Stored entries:
____
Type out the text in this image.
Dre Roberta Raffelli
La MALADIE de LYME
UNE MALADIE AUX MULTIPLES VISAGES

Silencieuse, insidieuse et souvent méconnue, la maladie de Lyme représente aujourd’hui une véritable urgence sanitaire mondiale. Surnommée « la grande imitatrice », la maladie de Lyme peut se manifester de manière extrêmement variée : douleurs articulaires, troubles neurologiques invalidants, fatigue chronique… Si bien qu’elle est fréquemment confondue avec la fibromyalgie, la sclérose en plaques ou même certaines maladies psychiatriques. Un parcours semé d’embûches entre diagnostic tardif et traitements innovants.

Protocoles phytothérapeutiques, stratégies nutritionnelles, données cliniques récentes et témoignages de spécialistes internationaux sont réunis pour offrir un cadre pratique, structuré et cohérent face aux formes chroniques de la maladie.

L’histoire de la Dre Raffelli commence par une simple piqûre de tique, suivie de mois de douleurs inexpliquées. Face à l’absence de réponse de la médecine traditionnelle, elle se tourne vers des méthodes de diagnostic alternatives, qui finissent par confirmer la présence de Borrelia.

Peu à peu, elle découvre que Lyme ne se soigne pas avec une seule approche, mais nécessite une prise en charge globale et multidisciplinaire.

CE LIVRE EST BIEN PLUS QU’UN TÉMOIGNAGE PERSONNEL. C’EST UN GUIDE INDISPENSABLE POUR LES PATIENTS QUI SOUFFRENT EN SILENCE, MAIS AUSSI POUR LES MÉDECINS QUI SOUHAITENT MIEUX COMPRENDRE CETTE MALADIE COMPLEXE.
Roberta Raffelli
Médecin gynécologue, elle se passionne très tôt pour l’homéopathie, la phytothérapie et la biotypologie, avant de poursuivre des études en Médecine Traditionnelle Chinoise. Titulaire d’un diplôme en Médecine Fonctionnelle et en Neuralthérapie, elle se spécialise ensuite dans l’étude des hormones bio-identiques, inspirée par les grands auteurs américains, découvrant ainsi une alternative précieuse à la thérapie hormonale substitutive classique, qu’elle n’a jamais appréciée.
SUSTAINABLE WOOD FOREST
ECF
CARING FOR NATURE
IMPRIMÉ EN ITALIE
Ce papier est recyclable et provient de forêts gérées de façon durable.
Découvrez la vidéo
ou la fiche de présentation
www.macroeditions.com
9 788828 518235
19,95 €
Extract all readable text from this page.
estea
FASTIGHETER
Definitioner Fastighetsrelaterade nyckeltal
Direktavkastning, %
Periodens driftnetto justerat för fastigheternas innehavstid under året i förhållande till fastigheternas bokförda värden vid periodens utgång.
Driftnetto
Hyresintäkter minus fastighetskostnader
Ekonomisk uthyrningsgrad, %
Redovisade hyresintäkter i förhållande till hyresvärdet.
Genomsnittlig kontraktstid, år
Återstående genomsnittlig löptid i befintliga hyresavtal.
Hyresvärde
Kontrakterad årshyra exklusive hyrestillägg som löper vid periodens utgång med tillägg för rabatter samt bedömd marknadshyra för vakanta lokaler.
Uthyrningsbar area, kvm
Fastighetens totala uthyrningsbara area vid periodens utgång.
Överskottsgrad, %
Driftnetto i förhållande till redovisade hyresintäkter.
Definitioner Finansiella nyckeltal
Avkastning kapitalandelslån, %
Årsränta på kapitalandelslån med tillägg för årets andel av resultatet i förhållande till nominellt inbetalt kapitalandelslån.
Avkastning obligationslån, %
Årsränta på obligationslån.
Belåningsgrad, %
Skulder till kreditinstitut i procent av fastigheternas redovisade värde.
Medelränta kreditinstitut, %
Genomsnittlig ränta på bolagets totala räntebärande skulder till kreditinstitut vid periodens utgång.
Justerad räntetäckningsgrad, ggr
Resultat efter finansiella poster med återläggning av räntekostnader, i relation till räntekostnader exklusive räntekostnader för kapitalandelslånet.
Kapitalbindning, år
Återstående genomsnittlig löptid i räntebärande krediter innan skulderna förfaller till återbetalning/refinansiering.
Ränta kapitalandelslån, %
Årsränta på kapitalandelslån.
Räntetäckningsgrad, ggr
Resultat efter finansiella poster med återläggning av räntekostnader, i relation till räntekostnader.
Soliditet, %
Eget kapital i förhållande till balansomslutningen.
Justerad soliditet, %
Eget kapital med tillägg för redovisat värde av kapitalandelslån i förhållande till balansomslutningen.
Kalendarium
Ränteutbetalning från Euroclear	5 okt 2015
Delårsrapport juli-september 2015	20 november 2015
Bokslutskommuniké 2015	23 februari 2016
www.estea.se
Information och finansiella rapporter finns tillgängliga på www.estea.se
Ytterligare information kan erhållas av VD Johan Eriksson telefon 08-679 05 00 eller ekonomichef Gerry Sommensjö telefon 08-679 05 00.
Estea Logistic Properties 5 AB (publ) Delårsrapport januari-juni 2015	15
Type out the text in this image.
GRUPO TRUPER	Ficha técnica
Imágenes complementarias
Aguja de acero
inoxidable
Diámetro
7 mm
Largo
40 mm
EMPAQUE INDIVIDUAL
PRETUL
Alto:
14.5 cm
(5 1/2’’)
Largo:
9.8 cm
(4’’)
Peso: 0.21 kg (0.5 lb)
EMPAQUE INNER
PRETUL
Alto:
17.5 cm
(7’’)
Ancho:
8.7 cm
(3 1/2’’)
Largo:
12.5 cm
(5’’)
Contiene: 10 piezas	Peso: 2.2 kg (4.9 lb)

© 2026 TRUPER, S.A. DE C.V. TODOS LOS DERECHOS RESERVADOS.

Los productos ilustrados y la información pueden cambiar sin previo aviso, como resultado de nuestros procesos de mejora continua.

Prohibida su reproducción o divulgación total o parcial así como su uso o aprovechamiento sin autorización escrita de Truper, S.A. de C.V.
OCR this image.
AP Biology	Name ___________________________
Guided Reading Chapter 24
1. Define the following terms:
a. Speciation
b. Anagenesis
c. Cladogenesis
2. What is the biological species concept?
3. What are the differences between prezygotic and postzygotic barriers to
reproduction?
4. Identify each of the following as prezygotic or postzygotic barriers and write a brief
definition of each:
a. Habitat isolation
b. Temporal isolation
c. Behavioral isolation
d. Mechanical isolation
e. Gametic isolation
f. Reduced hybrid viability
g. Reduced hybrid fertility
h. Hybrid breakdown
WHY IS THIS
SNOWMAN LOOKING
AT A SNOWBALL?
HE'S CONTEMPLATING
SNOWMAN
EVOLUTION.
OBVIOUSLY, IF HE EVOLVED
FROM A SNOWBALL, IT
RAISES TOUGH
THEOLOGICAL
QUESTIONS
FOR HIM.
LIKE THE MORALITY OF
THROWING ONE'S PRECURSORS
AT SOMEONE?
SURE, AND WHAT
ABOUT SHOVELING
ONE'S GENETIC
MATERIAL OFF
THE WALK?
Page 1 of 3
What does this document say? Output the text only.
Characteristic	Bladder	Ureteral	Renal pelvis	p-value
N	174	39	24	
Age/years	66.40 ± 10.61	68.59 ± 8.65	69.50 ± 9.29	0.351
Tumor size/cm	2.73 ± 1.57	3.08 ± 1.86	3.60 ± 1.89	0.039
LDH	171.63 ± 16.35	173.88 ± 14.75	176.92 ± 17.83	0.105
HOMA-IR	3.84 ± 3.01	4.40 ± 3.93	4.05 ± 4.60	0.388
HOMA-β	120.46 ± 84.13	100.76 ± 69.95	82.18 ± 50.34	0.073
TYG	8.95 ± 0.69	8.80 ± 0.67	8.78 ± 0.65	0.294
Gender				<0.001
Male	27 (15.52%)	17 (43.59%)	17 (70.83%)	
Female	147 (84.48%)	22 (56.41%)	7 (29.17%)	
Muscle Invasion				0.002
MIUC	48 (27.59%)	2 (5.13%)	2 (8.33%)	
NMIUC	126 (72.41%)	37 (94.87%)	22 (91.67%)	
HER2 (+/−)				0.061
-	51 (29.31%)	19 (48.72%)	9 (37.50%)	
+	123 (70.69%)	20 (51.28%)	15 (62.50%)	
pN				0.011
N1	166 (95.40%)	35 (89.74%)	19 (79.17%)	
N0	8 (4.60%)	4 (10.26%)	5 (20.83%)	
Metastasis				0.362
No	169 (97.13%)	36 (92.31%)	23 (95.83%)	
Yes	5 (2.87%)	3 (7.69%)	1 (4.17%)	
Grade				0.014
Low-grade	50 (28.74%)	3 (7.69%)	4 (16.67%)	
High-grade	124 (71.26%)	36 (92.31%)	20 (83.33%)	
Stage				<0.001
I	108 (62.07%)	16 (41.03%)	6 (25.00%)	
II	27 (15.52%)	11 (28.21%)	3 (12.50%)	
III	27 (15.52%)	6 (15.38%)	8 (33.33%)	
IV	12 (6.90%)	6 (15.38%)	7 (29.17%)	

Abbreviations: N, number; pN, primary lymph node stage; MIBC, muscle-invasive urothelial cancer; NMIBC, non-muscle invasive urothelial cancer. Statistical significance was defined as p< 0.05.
____
▶ **TASK DESCRIPTION**: Find each line above that contains "Årsränta", and copy those lines.

▶ **TASK RESPONSE**:
Årsränta på kapitalandelslån med tillägg för årets andel av resultatet i förhållande till nominellt inbetalt kapitalandelslån.
Årsränta på obligationslån.
Årsränta på kapitalandelslån.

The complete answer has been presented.